| Given text |

Week of January 26, 1997
Their previous LP, and farewell for main vocalist Dave Walker, "Lion's Share" (U.K.: Decca SKL 5152, Rel.: 19th January 1973; U.S.: Parrot XPAS 71057) having made the usual progress on Billboard's Top 200 Stateside while, despite an acclaimed support tour in Britain to house-full notices, somehow avoiding our then Top 50 equivalent, Savoy Brown in the spring of '73 were assembling yet another aural assault for their worldwide legion of fans.
Already on the payroll was a singer more than capable of fulfilling Walker's previous role, British rock veteran Jackie Lynton, who by joining lead guitarist and founder-member Kim Simmonds, drummer Dave Bidwell, bassist Andy Pyle and keyboard/guitar-doubler and second vocalist Paul Raymond, had ensured the Savoyians could maintain their favoured quintet status. However, he achieved more than that. Kim Simmonds: "Previously to Jack joining the band, most of the writing was done by Paul and myself. But Jack has a wealth of his own material which is both original and fits so well with the music we play."
Resources were pooled, and for their next LP, to be named affectionately "Jack The Toad", ex-builder Lynton contributed no less than four copyrights wholly his own and joined all the other band members in scripting a fifth. Simmonds and Raymond gifted one a-piece, while the Jody Reynolds/Dolores Nance 'death' classic of the rock 'n' roll era, "Endless Sleep" - an American pop No. 5 in '58 for rockabilly singer/guitarist Reynolds whose original lost out to Britain's Marty Wilde cover this side of the big pond - and Edwin and Alvin Johnson's "Casting My Spell", completed the itinerary.
Inspiration was high, and apart from Lynton a few other innovations were introduced when they reached the studio: Kim unusually aired his larynx, taking the lead for his own "Ride On Babe"; Paul Raymond discovered the mellotron, that keyboard instrument championed by Decca/Deram labelmates, the Moody Blues; soprano saxist Stan Saltzman was included, along with additional percussion from Frank Ricotti, Ron Berg and Barry Murray - this latter also assuming production chores - and female backing harmonies came from the in-demand duo of Sue (Glover) and Sunny (Leslie). The finished product promised much.

| Given instruction A |
In the Savoy Brown text, which keyboard instrument did Paul Raymond discover in the studio?

| Given data |

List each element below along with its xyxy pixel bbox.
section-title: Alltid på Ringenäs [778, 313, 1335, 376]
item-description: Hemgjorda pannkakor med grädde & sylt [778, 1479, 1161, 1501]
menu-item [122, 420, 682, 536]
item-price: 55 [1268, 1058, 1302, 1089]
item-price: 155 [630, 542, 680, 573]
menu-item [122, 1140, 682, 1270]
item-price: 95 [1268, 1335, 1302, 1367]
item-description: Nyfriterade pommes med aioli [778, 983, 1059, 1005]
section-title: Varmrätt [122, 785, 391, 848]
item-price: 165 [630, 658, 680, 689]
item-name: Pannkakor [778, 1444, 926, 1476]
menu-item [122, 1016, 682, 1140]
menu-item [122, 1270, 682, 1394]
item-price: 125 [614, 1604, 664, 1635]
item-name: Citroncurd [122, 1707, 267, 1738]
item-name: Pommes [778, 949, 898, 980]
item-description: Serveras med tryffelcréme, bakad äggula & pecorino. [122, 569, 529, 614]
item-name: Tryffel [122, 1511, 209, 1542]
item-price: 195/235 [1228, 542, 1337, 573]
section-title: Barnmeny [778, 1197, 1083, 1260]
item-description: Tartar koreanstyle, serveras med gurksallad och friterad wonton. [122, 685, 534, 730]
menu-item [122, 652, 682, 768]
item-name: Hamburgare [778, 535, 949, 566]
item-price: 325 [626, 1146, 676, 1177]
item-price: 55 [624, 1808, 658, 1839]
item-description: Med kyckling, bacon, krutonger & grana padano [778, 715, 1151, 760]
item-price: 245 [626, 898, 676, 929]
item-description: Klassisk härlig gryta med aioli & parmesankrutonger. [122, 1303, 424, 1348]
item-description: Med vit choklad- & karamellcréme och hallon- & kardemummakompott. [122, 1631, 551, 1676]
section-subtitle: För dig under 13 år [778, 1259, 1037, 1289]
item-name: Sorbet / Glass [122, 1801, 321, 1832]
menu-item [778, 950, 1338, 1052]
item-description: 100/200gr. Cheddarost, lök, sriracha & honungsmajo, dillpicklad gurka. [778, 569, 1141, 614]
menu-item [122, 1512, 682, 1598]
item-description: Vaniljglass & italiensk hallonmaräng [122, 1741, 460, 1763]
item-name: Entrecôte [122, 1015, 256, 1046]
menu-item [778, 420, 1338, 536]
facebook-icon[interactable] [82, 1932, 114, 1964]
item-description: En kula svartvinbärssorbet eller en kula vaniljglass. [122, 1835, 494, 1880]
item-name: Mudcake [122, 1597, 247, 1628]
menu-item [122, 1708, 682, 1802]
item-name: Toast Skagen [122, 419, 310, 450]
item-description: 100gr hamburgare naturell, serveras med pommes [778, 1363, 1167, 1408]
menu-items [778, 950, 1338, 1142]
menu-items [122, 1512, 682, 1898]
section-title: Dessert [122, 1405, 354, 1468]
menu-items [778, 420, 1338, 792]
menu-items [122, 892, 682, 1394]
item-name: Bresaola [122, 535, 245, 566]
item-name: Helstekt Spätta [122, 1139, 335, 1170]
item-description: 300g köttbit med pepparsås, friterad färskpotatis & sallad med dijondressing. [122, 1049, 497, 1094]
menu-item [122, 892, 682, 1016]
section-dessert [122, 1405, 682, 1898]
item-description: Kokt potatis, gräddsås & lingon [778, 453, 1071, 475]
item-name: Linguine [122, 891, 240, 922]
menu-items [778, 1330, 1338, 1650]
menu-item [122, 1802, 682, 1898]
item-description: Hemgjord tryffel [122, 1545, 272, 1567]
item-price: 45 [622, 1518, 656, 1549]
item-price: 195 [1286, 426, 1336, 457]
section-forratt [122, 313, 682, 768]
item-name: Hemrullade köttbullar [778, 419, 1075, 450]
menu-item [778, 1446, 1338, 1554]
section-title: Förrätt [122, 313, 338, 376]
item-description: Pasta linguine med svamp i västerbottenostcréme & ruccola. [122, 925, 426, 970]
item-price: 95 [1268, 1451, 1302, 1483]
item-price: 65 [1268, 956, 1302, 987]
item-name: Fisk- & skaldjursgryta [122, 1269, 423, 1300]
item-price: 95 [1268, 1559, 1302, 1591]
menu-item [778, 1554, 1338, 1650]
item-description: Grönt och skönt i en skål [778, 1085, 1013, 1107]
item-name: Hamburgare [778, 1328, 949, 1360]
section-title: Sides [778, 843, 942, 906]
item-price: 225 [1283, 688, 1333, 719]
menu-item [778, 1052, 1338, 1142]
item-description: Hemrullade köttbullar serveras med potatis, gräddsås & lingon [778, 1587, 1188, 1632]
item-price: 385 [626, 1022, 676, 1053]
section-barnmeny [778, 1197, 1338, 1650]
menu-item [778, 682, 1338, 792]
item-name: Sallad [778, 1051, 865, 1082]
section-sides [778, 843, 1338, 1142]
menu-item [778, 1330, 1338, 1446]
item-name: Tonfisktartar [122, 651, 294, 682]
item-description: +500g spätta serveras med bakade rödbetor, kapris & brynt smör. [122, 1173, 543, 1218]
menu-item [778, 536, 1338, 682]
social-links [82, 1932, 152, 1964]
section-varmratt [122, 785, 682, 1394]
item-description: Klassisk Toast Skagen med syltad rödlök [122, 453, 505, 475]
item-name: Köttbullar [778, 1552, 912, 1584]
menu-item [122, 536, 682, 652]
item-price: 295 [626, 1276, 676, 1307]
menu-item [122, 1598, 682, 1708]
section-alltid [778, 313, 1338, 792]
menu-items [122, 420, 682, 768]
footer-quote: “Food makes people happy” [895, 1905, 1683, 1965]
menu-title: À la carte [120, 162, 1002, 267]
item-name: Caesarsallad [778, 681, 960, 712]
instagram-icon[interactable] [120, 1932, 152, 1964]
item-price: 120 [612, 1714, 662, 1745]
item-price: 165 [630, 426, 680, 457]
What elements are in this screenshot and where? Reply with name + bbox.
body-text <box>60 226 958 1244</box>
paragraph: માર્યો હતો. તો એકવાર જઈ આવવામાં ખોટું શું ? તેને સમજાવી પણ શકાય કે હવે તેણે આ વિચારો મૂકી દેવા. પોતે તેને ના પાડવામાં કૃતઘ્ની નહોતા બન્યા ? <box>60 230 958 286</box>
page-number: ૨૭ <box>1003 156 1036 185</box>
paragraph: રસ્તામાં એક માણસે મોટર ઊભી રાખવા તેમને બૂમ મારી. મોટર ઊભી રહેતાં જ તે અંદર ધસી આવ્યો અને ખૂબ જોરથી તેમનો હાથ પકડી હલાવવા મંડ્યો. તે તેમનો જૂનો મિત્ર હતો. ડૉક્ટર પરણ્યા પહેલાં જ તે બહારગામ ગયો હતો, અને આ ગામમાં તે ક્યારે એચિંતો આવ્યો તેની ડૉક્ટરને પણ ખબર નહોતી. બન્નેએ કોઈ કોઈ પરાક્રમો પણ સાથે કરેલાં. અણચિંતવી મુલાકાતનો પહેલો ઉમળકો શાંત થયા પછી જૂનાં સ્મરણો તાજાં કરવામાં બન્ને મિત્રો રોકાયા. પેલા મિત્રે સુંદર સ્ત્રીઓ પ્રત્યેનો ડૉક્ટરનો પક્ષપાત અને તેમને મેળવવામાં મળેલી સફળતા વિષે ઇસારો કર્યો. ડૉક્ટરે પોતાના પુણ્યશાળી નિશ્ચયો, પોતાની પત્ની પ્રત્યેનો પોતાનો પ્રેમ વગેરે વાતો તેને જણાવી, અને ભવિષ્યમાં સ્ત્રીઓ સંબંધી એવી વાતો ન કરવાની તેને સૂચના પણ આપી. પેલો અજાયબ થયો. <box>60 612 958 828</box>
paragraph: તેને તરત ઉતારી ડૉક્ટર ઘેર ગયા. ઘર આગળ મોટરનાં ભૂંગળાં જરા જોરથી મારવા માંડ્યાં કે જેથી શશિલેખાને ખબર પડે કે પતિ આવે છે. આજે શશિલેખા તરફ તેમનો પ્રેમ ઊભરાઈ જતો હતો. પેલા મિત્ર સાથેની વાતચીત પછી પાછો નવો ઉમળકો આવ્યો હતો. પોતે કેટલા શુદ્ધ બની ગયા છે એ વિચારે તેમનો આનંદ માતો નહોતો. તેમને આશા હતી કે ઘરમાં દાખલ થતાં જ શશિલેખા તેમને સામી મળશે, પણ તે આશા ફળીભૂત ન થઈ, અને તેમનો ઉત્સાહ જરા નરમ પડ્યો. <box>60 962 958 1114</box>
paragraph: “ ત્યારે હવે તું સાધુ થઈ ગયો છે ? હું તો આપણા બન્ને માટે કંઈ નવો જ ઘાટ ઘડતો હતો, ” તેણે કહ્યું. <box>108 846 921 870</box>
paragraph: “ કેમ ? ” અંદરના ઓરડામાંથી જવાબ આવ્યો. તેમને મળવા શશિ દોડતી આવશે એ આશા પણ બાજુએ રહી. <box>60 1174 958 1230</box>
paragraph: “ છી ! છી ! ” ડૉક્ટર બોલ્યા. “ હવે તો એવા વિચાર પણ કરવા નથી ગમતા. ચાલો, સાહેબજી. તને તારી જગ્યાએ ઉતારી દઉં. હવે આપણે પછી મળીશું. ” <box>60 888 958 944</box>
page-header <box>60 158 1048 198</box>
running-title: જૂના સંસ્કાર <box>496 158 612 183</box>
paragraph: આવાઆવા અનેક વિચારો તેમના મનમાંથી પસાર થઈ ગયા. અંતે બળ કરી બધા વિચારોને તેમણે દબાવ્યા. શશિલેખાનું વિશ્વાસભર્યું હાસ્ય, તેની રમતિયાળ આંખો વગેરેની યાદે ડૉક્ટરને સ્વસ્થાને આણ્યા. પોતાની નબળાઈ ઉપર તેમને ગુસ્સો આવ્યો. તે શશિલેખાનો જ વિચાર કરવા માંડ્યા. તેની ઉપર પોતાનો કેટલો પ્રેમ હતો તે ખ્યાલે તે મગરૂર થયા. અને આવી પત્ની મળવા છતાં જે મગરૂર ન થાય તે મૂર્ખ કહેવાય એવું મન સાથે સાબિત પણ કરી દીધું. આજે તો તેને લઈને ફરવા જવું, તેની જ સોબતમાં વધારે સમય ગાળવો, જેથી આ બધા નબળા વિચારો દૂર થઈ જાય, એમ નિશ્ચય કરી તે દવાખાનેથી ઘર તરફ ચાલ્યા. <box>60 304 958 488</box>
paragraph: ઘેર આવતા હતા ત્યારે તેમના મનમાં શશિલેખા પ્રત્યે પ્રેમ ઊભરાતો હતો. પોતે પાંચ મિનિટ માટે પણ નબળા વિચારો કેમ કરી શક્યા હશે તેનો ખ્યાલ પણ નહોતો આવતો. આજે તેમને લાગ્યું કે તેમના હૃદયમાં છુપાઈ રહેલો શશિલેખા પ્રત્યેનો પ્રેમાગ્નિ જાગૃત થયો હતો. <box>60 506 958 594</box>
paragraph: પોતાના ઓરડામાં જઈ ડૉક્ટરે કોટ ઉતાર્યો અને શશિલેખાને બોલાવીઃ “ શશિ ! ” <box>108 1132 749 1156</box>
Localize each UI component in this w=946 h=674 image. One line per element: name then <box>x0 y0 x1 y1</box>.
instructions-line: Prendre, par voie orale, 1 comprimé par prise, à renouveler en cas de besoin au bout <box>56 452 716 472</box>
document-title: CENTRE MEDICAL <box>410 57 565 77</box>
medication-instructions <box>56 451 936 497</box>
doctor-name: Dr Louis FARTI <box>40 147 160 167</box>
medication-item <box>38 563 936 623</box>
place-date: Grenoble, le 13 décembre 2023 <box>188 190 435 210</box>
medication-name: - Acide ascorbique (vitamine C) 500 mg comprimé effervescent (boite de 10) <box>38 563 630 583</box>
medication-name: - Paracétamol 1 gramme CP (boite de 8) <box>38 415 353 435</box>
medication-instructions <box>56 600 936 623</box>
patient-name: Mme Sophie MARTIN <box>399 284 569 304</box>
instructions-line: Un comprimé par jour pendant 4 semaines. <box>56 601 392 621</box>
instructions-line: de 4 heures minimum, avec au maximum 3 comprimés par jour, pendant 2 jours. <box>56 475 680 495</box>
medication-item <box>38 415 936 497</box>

| Given instruction B |
Rewrite the entries from their first line through the line containing "menu-item [122, 1512, 682, 1598]", replacing "item-price" with "price-tag" and leaving everything else unchanged.

| Correct response A |
The mellotron.

| Correct response B |
List each element below along with its xyxy pixel bbox.
section-title: Alltid på Ringenäs [778, 313, 1335, 376]
item-description: Hemgjorda pannkakor med grädde & sylt [778, 1479, 1161, 1501]
menu-item [122, 420, 682, 536]
price-tag: 55 [1268, 1058, 1302, 1089]
price-tag: 155 [630, 542, 680, 573]
menu-item [122, 1140, 682, 1270]
price-tag: 95 [1268, 1335, 1302, 1367]
item-description: Nyfriterade pommes med aioli [778, 983, 1059, 1005]
section-title: Varmrätt [122, 785, 391, 848]
price-tag: 165 [630, 658, 680, 689]
item-name: Pannkakor [778, 1444, 926, 1476]
menu-item [122, 1016, 682, 1140]
menu-item [122, 1270, 682, 1394]
price-tag: 125 [614, 1604, 664, 1635]
item-name: Citroncurd [122, 1707, 267, 1738]
item-name: Pommes [778, 949, 898, 980]
item-description: Serveras med tryffelcréme, bakad äggula & pecorino. [122, 569, 529, 614]
item-name: Tryffel [122, 1511, 209, 1542]
price-tag: 195/235 [1228, 542, 1337, 573]
section-title: Barnmeny [778, 1197, 1083, 1260]
item-description: Tartar koreanstyle, serveras med gurksallad och friterad wonton. [122, 685, 534, 730]
menu-item [122, 652, 682, 768]
item-name: Hamburgare [778, 535, 949, 566]
price-tag: 325 [626, 1146, 676, 1177]
price-tag: 55 [624, 1808, 658, 1839]
item-description: Med kyckling, bacon, krutonger & grana padano [778, 715, 1151, 760]
price-tag: 245 [626, 898, 676, 929]
item-description: Klassisk härlig gryta med aioli & parmesankrutonger. [122, 1303, 424, 1348]
item-description: Med vit choklad- & karamellcréme och hallon- & kardemummakompott. [122, 1631, 551, 1676]
section-subtitle: För dig under 13 år [778, 1259, 1037, 1289]
item-name: Sorbet / Glass [122, 1801, 321, 1832]
menu-item [778, 950, 1338, 1052]
item-description: 100/200gr. Cheddarost, lök, sriracha & honungsmajo, dillpicklad gurka. [778, 569, 1141, 614]
menu-item [122, 1512, 682, 1598]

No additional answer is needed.